List each line of the data that holds the word "Аортальный".

#### DATASET:
* START *
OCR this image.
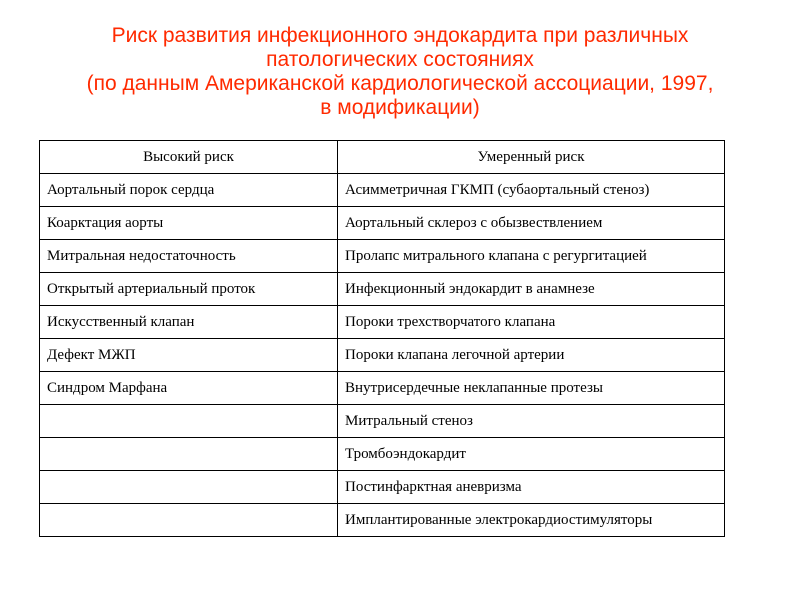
Риск развития инфекционного эндокардита при различных
патологических состояниях
(по данным Американской кардиологической ассоциации, 1997,
в модификации)
Высокий риск	Умеренный риск
Аортальный порок сердца	Асимметричная ГКМП (субаортальный стеноз)
Коарктация аорты	Аортальный склероз с обызвествлением
Митральная недостаточность	Пролапс митрального клапана с регургитацией
Открытый артериальный проток	Инфекционный эндокардит в анамнезе
Искусственный клапан	Пороки трехстворчатого клапана
Дефект МЖП	Пороки клапана легочной артерии
Синдром Марфана	Внутрисердечные неклапанные протезы
	Митральный стеноз
	Тромбоэндокардит
	Постинфарктная аневризма
	Имплантированные электрокардиостимуляторы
* END *
#### EXERCISE ANSWER:
Аортальный порок сердца	Асимметричная ГКМП (субаортальный стеноз)
Коарктация аорты	Аортальный склероз с обызвествлением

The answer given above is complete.